### Exercise inputs
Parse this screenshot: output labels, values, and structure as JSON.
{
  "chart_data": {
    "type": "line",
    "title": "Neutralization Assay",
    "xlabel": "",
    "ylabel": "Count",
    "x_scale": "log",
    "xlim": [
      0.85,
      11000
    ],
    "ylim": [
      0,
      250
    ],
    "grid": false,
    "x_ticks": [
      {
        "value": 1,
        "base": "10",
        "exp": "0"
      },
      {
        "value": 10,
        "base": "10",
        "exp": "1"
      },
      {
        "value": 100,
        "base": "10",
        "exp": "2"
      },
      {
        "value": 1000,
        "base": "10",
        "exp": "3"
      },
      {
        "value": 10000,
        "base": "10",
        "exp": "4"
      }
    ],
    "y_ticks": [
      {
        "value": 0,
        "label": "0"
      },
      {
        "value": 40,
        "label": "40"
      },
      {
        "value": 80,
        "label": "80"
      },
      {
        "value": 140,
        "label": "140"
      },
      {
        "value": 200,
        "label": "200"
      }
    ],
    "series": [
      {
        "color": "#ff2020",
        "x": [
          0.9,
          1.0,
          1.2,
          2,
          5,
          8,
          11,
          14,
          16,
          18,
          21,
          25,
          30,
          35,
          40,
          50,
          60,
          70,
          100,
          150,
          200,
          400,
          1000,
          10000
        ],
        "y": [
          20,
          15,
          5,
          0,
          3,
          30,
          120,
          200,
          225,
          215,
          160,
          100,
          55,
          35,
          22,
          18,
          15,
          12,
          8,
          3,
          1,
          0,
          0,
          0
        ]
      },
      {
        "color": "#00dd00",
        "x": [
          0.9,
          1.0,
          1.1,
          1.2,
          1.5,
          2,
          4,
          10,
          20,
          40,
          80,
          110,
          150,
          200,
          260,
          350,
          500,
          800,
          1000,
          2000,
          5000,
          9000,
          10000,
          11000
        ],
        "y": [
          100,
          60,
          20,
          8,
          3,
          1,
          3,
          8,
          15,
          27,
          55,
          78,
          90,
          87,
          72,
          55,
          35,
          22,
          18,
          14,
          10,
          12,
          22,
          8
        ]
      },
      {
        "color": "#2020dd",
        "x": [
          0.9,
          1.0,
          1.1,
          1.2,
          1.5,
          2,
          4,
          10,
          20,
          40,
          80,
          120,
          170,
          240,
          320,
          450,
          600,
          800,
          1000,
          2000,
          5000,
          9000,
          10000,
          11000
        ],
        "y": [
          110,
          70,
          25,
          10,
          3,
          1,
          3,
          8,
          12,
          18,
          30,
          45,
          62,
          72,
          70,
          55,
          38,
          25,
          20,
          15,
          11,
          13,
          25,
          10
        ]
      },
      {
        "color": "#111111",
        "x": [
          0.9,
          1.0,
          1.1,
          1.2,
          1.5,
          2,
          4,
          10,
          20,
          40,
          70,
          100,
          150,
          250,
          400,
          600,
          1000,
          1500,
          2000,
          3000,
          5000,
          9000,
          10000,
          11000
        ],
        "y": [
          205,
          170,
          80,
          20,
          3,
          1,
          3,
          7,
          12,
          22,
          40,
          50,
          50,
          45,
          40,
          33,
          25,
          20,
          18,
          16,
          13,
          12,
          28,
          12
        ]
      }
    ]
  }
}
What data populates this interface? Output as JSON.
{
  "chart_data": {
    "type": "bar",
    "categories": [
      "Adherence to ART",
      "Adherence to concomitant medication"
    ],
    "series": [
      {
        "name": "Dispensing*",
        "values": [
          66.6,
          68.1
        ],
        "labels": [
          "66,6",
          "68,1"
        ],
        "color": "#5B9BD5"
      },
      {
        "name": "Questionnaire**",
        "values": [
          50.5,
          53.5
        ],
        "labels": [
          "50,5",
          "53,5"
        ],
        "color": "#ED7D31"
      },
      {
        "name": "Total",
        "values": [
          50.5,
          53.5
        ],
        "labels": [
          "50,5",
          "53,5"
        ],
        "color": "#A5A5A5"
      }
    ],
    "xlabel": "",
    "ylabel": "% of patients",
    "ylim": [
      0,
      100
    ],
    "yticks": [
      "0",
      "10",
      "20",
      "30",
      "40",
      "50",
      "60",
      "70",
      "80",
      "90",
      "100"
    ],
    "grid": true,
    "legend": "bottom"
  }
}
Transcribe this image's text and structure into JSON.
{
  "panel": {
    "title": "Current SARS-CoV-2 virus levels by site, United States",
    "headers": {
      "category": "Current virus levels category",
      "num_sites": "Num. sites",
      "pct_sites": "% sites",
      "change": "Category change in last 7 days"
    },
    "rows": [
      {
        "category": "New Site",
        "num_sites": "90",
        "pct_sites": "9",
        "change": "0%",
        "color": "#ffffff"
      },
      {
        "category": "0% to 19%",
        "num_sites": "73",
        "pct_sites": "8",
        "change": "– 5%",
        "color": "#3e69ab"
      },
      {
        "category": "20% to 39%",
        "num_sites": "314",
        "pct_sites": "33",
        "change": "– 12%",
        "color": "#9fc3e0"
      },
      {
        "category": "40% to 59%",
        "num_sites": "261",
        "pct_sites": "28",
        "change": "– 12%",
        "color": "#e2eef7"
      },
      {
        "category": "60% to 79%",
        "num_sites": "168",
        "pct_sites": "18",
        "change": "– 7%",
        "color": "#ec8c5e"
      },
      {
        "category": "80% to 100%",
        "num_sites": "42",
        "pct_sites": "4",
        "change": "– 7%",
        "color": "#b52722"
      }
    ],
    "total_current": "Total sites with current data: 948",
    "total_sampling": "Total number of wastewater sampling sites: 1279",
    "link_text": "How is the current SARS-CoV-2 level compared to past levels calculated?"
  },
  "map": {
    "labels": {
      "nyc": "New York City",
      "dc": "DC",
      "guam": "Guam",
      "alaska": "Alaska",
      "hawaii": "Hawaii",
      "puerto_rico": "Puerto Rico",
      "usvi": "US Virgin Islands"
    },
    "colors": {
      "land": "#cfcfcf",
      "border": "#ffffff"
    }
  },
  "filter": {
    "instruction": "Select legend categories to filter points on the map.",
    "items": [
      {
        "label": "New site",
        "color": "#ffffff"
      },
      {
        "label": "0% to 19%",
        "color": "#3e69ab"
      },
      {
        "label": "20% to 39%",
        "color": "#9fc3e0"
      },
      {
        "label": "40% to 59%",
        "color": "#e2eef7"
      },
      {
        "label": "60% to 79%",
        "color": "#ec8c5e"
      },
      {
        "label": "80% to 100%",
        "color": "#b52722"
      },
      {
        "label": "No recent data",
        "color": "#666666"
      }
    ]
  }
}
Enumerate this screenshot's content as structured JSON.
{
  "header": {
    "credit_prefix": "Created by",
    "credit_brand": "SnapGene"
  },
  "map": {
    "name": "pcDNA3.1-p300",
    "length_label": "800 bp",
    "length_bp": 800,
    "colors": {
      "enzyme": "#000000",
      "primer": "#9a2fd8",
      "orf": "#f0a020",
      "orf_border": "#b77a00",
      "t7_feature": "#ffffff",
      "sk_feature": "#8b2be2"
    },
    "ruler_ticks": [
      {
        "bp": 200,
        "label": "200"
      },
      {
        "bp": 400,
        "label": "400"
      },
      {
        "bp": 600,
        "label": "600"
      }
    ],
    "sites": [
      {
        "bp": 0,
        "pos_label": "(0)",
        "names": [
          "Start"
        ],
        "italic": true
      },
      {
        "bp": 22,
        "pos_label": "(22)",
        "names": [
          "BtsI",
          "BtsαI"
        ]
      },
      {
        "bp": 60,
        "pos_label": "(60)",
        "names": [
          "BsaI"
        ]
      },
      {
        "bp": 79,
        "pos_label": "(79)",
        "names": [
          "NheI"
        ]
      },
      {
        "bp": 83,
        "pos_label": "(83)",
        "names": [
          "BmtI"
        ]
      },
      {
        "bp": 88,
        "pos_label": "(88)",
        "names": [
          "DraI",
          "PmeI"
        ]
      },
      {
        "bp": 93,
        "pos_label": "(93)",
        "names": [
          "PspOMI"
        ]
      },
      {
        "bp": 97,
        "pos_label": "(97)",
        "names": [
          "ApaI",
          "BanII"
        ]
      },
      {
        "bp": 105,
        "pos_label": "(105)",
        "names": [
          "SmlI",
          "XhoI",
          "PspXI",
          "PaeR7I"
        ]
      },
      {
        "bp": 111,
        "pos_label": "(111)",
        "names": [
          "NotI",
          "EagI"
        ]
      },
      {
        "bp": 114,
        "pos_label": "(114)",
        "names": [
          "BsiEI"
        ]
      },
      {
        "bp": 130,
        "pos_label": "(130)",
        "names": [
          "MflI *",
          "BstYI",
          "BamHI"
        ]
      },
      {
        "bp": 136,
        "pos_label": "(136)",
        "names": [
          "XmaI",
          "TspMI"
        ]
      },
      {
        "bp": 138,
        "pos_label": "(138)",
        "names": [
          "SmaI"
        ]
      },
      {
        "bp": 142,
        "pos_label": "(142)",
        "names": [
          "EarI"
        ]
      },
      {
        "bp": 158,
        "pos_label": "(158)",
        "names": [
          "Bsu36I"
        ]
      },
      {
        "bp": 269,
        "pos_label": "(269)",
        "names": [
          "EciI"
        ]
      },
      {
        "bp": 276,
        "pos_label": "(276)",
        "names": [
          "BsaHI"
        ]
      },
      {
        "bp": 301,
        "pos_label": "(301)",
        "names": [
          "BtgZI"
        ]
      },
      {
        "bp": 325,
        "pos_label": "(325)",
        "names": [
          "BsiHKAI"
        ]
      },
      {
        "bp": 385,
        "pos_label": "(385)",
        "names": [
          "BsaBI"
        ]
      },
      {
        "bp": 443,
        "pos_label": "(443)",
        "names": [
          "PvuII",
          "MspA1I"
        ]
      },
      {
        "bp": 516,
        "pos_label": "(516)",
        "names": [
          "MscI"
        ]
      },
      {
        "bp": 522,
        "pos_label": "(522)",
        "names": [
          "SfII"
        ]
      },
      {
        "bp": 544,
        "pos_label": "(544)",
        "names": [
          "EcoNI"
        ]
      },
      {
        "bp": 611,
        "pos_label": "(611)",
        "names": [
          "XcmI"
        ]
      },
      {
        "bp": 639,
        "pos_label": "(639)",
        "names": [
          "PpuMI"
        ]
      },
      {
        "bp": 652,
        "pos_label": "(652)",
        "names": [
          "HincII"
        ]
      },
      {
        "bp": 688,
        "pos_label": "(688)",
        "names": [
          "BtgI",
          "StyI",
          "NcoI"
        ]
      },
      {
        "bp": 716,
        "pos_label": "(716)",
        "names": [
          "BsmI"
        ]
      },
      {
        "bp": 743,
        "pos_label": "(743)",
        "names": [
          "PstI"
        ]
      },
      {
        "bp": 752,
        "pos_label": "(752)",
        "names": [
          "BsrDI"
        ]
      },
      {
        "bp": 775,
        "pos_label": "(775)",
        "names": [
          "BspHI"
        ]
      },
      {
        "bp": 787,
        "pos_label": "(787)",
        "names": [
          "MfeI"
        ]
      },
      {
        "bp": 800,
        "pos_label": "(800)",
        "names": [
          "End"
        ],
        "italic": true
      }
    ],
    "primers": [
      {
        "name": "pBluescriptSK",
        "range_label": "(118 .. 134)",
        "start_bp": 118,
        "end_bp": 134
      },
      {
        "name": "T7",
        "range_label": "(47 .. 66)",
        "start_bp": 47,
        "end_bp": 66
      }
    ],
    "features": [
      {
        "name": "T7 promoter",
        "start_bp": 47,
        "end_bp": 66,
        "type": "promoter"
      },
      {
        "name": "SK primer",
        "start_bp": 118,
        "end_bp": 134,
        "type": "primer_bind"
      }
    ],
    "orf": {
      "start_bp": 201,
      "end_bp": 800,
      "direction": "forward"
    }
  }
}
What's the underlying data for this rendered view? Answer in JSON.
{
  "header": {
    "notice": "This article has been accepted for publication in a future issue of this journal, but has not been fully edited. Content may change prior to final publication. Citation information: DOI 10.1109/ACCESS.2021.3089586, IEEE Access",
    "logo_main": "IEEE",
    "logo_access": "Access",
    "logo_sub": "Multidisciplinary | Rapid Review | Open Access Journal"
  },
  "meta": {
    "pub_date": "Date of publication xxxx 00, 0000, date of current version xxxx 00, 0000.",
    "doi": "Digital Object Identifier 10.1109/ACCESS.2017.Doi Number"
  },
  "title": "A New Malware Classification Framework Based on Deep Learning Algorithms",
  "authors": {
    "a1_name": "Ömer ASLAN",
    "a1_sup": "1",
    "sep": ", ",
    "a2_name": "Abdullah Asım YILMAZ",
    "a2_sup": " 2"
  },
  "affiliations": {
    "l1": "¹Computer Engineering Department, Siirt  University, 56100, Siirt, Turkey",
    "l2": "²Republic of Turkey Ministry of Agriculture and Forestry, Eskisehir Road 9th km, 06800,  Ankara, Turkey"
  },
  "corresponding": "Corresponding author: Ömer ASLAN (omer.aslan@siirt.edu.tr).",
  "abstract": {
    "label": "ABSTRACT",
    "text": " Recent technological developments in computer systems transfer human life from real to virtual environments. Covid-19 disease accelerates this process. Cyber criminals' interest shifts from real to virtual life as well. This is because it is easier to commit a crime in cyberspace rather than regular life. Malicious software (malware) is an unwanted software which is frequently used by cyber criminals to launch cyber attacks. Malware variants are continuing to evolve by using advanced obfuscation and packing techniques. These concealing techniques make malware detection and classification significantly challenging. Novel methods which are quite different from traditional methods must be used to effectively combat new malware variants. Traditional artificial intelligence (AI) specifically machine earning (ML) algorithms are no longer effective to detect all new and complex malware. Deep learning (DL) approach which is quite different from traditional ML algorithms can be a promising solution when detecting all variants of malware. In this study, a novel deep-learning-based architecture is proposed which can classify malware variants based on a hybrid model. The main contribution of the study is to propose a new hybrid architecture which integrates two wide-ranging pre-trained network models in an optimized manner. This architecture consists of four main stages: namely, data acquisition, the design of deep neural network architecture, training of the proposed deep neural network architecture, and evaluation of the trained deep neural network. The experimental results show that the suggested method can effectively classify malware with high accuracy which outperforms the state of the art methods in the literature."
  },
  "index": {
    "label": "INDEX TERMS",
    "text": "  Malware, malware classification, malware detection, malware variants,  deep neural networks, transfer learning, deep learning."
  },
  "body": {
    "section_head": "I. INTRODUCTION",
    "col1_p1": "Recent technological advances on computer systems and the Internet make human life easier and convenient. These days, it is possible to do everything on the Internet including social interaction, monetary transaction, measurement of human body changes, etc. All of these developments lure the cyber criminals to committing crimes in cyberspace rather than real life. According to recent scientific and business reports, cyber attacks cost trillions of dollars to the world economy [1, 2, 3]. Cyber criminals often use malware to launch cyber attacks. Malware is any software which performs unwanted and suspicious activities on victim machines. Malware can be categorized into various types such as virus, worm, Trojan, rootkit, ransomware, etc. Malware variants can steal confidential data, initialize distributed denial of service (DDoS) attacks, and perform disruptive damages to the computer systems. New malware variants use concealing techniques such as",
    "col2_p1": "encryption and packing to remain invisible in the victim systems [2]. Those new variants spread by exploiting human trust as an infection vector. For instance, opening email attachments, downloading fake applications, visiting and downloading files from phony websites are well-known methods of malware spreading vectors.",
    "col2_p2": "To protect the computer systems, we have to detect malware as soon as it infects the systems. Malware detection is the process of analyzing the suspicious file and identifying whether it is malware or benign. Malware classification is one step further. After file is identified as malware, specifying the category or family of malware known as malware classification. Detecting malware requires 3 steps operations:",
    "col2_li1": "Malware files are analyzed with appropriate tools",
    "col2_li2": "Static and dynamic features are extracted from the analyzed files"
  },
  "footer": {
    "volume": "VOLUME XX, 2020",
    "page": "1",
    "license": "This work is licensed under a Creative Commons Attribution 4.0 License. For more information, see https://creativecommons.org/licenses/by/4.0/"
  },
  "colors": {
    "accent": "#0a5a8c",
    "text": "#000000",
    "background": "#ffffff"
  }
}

### What is being asked
Look through the entries above; copy every line holding the string "files".

### Answer to the exercise
    "col2_p1": "encryption and packing to remain invisible in the victim systems [2]. Those new variants spread by exploiting human trust as an infection vector. For instance, opening email attachments, downloading fake applications, visiting and downloading files from phony websites are well-known methods of malware spreading vectors.",
    "col2_li1": "Malware files are analyzed with appropriate tools",
    "col2_li2": "Static and dynamic features are extracted from the analyzed files"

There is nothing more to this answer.